*To do*. Extract each line of the data and write it out again exactly.

## start Data to use

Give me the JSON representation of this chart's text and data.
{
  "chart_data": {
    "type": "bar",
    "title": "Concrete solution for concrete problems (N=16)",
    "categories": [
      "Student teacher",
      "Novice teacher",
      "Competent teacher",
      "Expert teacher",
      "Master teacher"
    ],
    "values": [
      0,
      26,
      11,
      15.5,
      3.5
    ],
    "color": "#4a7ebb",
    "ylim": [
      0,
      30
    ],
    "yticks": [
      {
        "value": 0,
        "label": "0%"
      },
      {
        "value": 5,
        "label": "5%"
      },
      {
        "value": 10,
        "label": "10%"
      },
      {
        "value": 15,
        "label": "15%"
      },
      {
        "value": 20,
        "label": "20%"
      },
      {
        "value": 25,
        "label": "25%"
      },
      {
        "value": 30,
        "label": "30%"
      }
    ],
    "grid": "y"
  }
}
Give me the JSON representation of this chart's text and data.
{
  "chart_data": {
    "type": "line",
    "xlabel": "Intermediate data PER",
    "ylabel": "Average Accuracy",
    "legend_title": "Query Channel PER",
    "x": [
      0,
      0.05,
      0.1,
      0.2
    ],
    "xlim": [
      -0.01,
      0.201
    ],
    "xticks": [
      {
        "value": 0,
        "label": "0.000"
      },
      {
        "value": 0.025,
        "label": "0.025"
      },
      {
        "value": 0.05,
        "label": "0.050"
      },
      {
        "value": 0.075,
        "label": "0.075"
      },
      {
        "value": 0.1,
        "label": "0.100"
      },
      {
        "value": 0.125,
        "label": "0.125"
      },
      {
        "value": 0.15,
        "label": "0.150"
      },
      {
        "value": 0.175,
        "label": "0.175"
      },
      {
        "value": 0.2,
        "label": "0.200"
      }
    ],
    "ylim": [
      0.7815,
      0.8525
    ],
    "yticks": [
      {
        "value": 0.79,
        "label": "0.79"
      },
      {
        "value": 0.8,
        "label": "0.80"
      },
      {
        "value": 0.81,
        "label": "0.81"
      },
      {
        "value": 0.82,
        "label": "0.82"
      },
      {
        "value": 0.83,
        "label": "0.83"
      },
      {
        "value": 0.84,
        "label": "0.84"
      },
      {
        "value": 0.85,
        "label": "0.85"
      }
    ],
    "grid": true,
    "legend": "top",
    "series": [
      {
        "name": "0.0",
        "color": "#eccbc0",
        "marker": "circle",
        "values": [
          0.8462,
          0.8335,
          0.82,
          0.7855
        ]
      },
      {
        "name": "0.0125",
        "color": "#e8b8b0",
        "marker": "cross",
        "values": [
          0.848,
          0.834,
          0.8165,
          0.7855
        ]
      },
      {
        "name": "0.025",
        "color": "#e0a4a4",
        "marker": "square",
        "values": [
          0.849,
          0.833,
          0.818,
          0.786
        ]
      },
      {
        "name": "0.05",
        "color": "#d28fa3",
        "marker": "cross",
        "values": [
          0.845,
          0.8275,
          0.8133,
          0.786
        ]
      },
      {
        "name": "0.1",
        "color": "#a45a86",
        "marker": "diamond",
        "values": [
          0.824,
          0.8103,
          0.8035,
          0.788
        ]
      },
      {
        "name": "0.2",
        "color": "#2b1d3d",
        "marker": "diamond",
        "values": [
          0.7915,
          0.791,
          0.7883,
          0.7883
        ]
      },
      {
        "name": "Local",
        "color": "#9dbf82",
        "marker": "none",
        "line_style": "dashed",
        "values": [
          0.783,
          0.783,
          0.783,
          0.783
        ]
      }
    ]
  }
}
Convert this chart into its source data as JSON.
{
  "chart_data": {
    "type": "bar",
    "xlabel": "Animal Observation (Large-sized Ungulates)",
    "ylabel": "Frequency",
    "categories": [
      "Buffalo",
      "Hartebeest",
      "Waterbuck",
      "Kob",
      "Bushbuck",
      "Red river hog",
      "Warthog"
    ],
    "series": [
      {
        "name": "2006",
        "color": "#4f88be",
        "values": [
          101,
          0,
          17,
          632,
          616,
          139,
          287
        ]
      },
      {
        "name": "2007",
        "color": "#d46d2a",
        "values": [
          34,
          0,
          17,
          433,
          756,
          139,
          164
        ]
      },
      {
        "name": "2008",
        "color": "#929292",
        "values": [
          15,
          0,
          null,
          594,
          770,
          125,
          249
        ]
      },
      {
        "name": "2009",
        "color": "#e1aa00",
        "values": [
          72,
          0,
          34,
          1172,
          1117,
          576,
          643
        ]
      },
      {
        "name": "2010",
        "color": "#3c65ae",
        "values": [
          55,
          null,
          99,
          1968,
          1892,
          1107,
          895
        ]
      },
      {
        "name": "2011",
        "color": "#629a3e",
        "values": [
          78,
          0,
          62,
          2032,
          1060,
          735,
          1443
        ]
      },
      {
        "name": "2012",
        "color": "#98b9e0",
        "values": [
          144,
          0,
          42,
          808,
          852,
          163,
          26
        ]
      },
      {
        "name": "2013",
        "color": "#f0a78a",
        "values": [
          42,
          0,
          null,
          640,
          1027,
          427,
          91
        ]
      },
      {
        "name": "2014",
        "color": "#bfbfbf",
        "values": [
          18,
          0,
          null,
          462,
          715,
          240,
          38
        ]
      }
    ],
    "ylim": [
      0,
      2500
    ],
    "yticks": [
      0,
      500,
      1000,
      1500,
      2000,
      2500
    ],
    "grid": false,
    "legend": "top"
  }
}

## end Data to use

*Final result*.
Give me the JSON representation of this chart's text and data.
{
  "chart_data": {
    "type": "bar",
    "title": "Concrete solution for concrete problems (N=16)",
    "categories": [
      "Student teacher",
      "Novice teacher",
      "Competent teacher",
      "Expert teacher",
      "Master teacher"
    ],
    "values": [
      0,
      26,
      11,
      15.5,
      3.5
    ],
    "color": "#4a7ebb",
    "ylim": [
      0,
      30
    ],
    "yticks": [
      {
        "value": 0,
        "label": "0%"
      },
      {
        "value": 5,
        "label": "5%"
      },
      {
        "value": 10,
        "label": "10%"
      },
      {
        "value": 15,
        "label": "15%"
      },
      {
        "value": 20,
        "label": "20%"
      },
      {
        "value": 25,
        "label": "25%"
      },
      {
        "value": 30,
        "label": "30%"
      }
    ],
    "grid": "y"
  }
}
Give me the JSON representation of this chart's text and data.
{
  "chart_data": {
    "type": "line",
    "xlabel": "Intermediate data PER",
    "ylabel": "Average Accuracy",
    "legend_title": "Query Channel PER",
    "x": [
      0,
      0.05,
      0.1,
      0.2
    ],
    "xlim": [
      -0.01,
      0.201
    ],
    "xticks": [
      {
        "value": 0,
        "label": "0.000"
      },
      {
        "value": 0.025,
        "label": "0.025"
      },
      {
        "value": 0.05,
        "label": "0.050"
      },
      {
        "value": 0.075,
        "label": "0.075"
      },
      {
        "value": 0.1,
        "label": "0.100"
      },
      {
        "value": 0.125,
        "label": "0.125"
      },
      {
        "value": 0.15,
        "label": "0.150"
      },
      {
        "value": 0.175,
        "label": "0.175"
      },
      {
        "value": 0.2,
        "label": "0.200"
      }
    ],
    "ylim": [
      0.7815,
      0.8525
    ],
    "yticks": [
      {
        "value": 0.79,
        "label": "0.79"
      },
      {
        "value": 0.8,
        "label": "0.80"
      },
      {
        "value": 0.81,
        "label": "0.81"
      },
      {
        "value": 0.82,
        "label": "0.82"
      },
      {
        "value": 0.83,
        "label": "0.83"
      },
      {
        "value": 0.84,
        "label": "0.84"
      },
      {
        "value": 0.85,
        "label": "0.85"
      }
    ],
    "grid": true,
    "legend": "top",
    "series": [
      {
        "name": "0.0",
        "color": "#eccbc0",
        "marker": "circle",
        "values": [
          0.8462,
          0.8335,
          0.82,
          0.7855
        ]
      },
      {
        "name": "0.0125",
        "color": "#e8b8b0",
        "marker": "cross",
        "values": [
          0.848,
          0.834,
          0.8165,
          0.7855
        ]
      },
      {
        "name": "0.025",
        "color": "#e0a4a4",
        "marker": "square",
        "values": [
          0.849,
          0.833,
          0.818,
          0.786
        ]
      },
      {
        "name": "0.05",
        "color": "#d28fa3",
        "marker": "cross",
        "values": [
          0.845,
          0.8275,
          0.8133,
          0.786
        ]
      },
      {
        "name": "0.1",
        "color": "#a45a86",
        "marker": "diamond",
        "values": [
          0.824,
          0.8103,
          0.8035,
          0.788
        ]
      },
      {
        "name": "0.2",
        "color": "#2b1d3d",
        "marker": "diamond",
        "values": [
          0.7915,
          0.791,
          0.7883,
          0.7883
        ]
      },
      {
        "name": "Local",
        "color": "#9dbf82",
        "marker": "none",
        "line_style": "dashed",
        "values": [
          0.783,
          0.783,
          0.783,
          0.783
        ]
      }
    ]
  }
}
Convert this chart into its source data as JSON.
{
  "chart_data": {
    "type": "bar",
    "xlabel": "Animal Observation (Large-sized Ungulates)",
    "ylabel": "Frequency",
    "categories": [
      "Buffalo",
      "Hartebeest",
      "Waterbuck",
      "Kob",
      "Bushbuck",
      "Red river hog",
      "Warthog"
    ],
    "series": [
      {
        "name": "2006",
        "color": "#4f88be",
        "values": [
          101,
          0,
          17,
          632,
          616,
          139,
          287
        ]
      },
      {
        "name": "2007",
        "color": "#d46d2a",
        "values": [
          34,
          0,
          17,
          433,
          756,
          139,
          164
        ]
      },
      {
        "name": "2008",
        "color": "#929292",
        "values": [
          15,
          0,
          null,
          594,
          770,
          125,
          249
        ]
      },
      {
        "name": "2009",
        "color": "#e1aa00",
        "values": [
          72,
          0,
          34,
          1172,
          1117,
          576,
          643
        ]
      },
      {
        "name": "2010",
        "color": "#3c65ae",
        "values": [
          55,
          null,
          99,
          1968,
          1892,
          1107,
          895
        ]
      },
      {
        "name": "2011",
        "color": "#629a3e",
        "values": [
          78,
          0,
          62,
          2032,
          1060,
          735,
          1443
        ]
      },
      {
        "name": "2012",
        "color": "#98b9e0",
        "values": [
          144,
          0,
          42,
          808,
          852,
          163,
          26
        ]
      },
      {
        "name": "2013",
        "color": "#f0a78a",
        "values": [
          42,
          0,
          null,
          640,
          1027,
          427,
          91
        ]
      },
      {
        "name": "2014",
        "color": "#bfbfbf",
        "values": [
          18,
          0,
          null,
          462,
          715,
          240,
          38
        ]
      }
    ],
    "ylim": [
      0,
      2500
    ],
    "yticks": [
      0,
      500,
      1000,
      1500,
      2000,
      2500
    ],
    "grid": false,
    "legend": "top"
  }
}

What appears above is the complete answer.